Consigne » Continuez le texte sur le monopole de l'alcool en reprenant juste après sa dernière phrase.

Texte donné »
((

Quoiqu’il soit assez singulier pour un philosophe de voir les démocraties modernes, après tant d’efforts pour implanter solidement dans le sol toutes les libertés aboutir pour dernier mot et pour solution suprême au monopole, celui que l’on nous vante aujourd’hui s’offre sous des dehors si attrayants et avec une telle accumulation de promesses qu’il vaut la peine de l’étudier de près. Examinons donc attentivement ce prodigieux secret. 

Nous reconnaîtrons d’abord, sans aucune hésitation, que le mérite de la découverte, au moins dans ces temps récents, revient à M. Alglave ; cela nous dispensera de tout exposé historique. 

M. de Bismarck, en Teuton brutal et en imitateur maladroit, veut introduire en Allemagne, non seulement le monopole de la vente de l’alcool, mais même, en partie du moins, celui de la fabrication : si les distilleries existantes peuvent continuer à fonctionner, de nouvelles ne sauraient s’établir sans autorisation. L’État fixerait d’ailleurs la quantité d’alcool qui pourrait être produite ; il prendrait à son compte tout l’alcool brut indigène et étranger ; il en opérerait l’épuration et la transformation en boissons alcooliques et vendrait ensuite celles-ci au public et aux débitants. Le plan du grand chancelier pour l’alcool se rapprocherait assez de notre organisation pour le tabac. Nous pensons avoir prouvé, il y a quinze jours qu’il n’y a guère d’assimilation entre les deux denrées, et surtout entre les circonstances où est constitué chez nous le monopole du tabac et celles où l’on voudrait établir le monopole de l’alcool.

))

Lignes »
((

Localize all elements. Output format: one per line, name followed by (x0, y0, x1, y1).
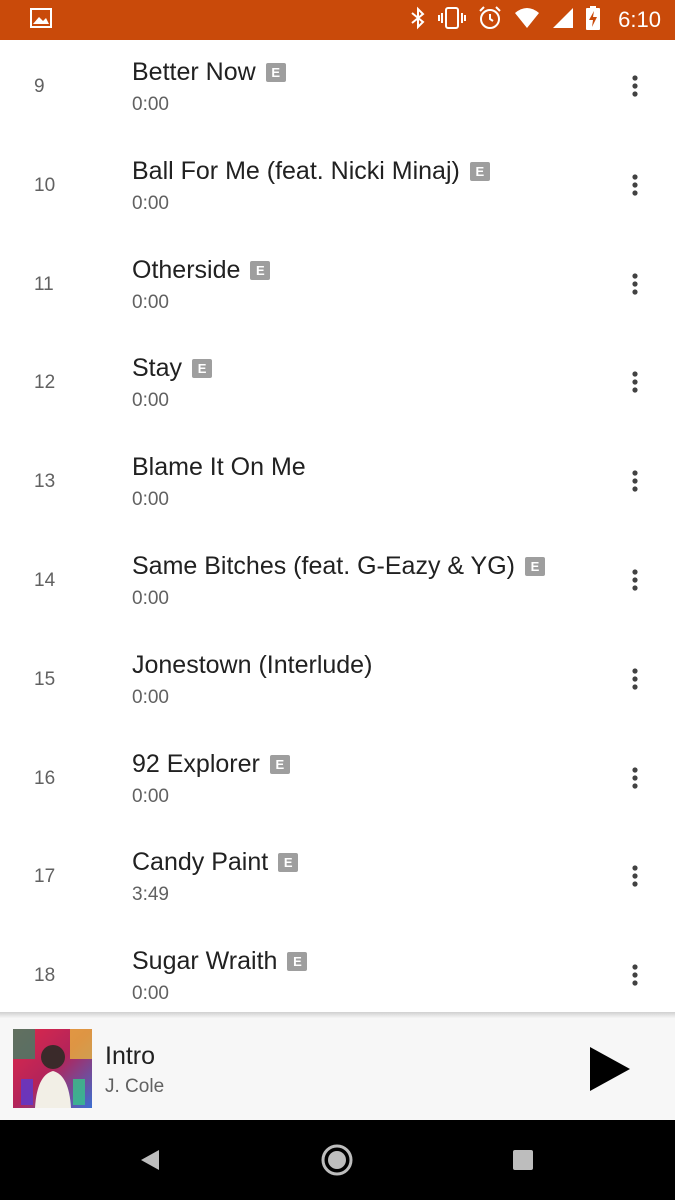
track-row[interactable]: 16 92 Explorer E 0:00 (0, 732, 675, 831)
track-duration: 3:49 (132, 884, 169, 906)
album-art[interactable] (13, 1029, 92, 1108)
vibrate-icon (438, 6, 467, 35)
track-number: 16 (34, 767, 56, 789)
track-title: Stay (132, 354, 183, 383)
explicit-badge: E (278, 853, 299, 873)
more-options-icon[interactable] (623, 469, 647, 493)
home-icon[interactable] (319, 1142, 355, 1178)
battery-charging-icon (586, 5, 601, 35)
track-row[interactable]: 15 Jonestown (Interlude) 0:00 (0, 633, 675, 732)
track-number: 11 (34, 273, 54, 295)
track-row[interactable]: 18 Sugar Wraith E 0:00 (0, 929, 675, 1012)
explicit-badge: E (469, 161, 490, 181)
track-number: 18 (34, 965, 56, 987)
track-duration: 0:00 (132, 390, 169, 412)
explicit-badge: E (265, 63, 286, 82)
track-row[interactable]: 14 Same Bitches (feat. G-Eazy & YG) E 0:… (0, 534, 675, 633)
track-number: 17 (34, 866, 56, 888)
track-number: 15 (34, 668, 56, 690)
track-list[interactable]: 9 Better Now E 0:00 10 Ball For Me (feat… (0, 40, 675, 1012)
play-icon[interactable] (585, 1042, 635, 1096)
track-row[interactable]: 12 Stay E 0:00 (0, 336, 675, 435)
now-playing-bar[interactable]: Intro J. Cole (0, 1018, 675, 1120)
more-options-icon[interactable] (623, 963, 647, 987)
track-title: Sugar Wraith (132, 947, 278, 976)
track-duration: 0:00 (132, 489, 169, 511)
track-duration: 0:00 (132, 686, 169, 708)
track-row[interactable]: 11 Otherside E 0:00 (0, 238, 675, 337)
track-duration: 0:00 (132, 192, 169, 214)
track-title: Otherside (132, 255, 241, 284)
now-playing-title: Intro (105, 1042, 156, 1070)
track-number: 12 (34, 372, 56, 394)
bluetooth-icon (410, 6, 426, 35)
track-duration: 0:00 (132, 94, 169, 115)
explicit-badge: E (269, 754, 290, 774)
explicit-badge: E (192, 359, 213, 379)
track-number: 9 (34, 76, 45, 97)
track-duration: 0:00 (132, 587, 169, 609)
track-title: Ball For Me (feat. Nicki Minaj) (132, 156, 460, 185)
track-title: Blame It On Me (132, 453, 306, 482)
track-row[interactable]: 13 Blame It On Me 0:00 (0, 435, 675, 534)
more-options-icon[interactable] (623, 272, 647, 296)
track-title: 92 Explorer (132, 749, 260, 778)
track-row[interactable]: 9 Better Now E 0:00 (0, 40, 675, 139)
track-duration: 0:00 (132, 983, 169, 1005)
track-title: Candy Paint (132, 848, 269, 877)
system-nav-bar (0, 1120, 675, 1200)
track-title: Better Now (132, 58, 256, 86)
track-title: Same Bitches (feat. G-Eazy & YG) (132, 551, 516, 580)
more-options-icon[interactable] (623, 864, 647, 888)
more-options-icon[interactable] (623, 173, 647, 197)
recents-icon[interactable] (505, 1142, 541, 1178)
explicit-badge: E (525, 556, 546, 576)
now-playing-artist: J. Cole (105, 1076, 165, 1097)
track-number: 13 (34, 471, 56, 493)
more-options-icon[interactable] (623, 667, 647, 691)
status-bar: 6:10 (0, 0, 675, 40)
track-number: 14 (34, 569, 56, 591)
more-options-icon[interactable] (623, 766, 647, 790)
alarm-icon (478, 5, 502, 35)
more-options-icon[interactable] (623, 74, 647, 98)
status-time: 6:10 (618, 7, 661, 32)
image-icon (30, 7, 52, 33)
track-duration: 0:00 (132, 291, 169, 313)
more-options-icon[interactable] (623, 568, 647, 592)
signal-icon (552, 7, 574, 34)
track-number: 10 (34, 174, 56, 196)
back-icon[interactable] (132, 1142, 168, 1178)
track-duration: 0:00 (132, 785, 169, 807)
track-row[interactable]: 17 Candy Paint E 3:49 (0, 830, 675, 929)
explicit-badge: E (287, 952, 308, 972)
explicit-badge: E (250, 260, 271, 280)
track-title: Jonestown (Interlude) (132, 650, 373, 679)
more-options-icon[interactable] (623, 370, 647, 394)
track-row[interactable]: 10 Ball For Me (feat. Nicki Minaj) E 0:0… (0, 139, 675, 238)
wifi-icon (514, 7, 540, 34)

))

Résultat »
En Français ingénieux et raffiné, M. Alglave repousse ces procédés grossiers. Il ne veut porter aucune perturbation dans l’important commerce des liquides. Ce qu’il propose, c’est « le monopole de la dernière vente en gros ». Nous ne croyons pouvoir mieux faire que de citer textuellement l’inventeur :

« L’État n’interviendrait aucunement dans la fabrication des liqueurs ni dans le commerce de détail, et les marchands en gros continueraient à commercer entre eux ou avec l’étranger comme aujourd’hui. Seulement, avant d’arriver au débitant ou au consommateur privé, les liqueurs devraient passer par les mains de l’État, et encore pourrait-on toujours échapper à cette obligation en payant une taxe un peu élevée. Les eaux-de-vie communes, qui représentent, sous des noms divers, environ les 95 centièmes de la consommation totale, ne sont que de l’alcool étendu d’eau et teinté quand il doit prendre le nom de cognac. L’État achèterait l’alcool par voie d’adjudications très fractionnées et très multipliées (par exemple par 5 ou 10 hectolitres), adjudications faites chaque semaine dans tous les centres de fabrication, de telle sorte qu’il y aurait autant de ventes distinctes qu’aujourd’hui. La seule différence, c’est que l’acheteur serait toujours le même, l’État ; mais qu’importe, puisque c’est un acheteur sans volonté propre, qui ne peut pas refuser d’accorder sa commande à celui qui offre le plus bas prix. N’est-ce pas, au fond, exactement la même chose que pour les ventes ordinaires sur le marché ? Les fabricants y trouveraient même l’avantage de pouvoir toujours vendre au comptant et d’échapper au jeu des filières. Quant au commerce de gros, il ne serait pas sensiblement modifié à l’intérieur (car lui aussi pourrait soumissionner), et il conserverait toute sa liberté avec l’extérieur. »

Il y aurait bien des points à examiner dans ce court exposé : d’abord, l’auteur admet que l’alcool pourrait parfois arriver dans les mains du consommateur sans passer dans celles de l’État, moyennant que le dernier commerçant payât une taxe un peu plus élevée ; cela ne représente pas une idée fort nette. Quant à toute la liberté des transactions qui serait conservée au commerce en gros, on peut se demander si cette liberté théorique ne serait pas singulièrement amoindrie dans la pratique par toute la surveillance qu’exigerait une denrée que M. Alglave veut taxer à près de 1 000 francs l’hectolitre ou près de 10 francs le litre. Mais ne nous arrêtons pas aux objections de détail et voyons les grandes lignes du projet.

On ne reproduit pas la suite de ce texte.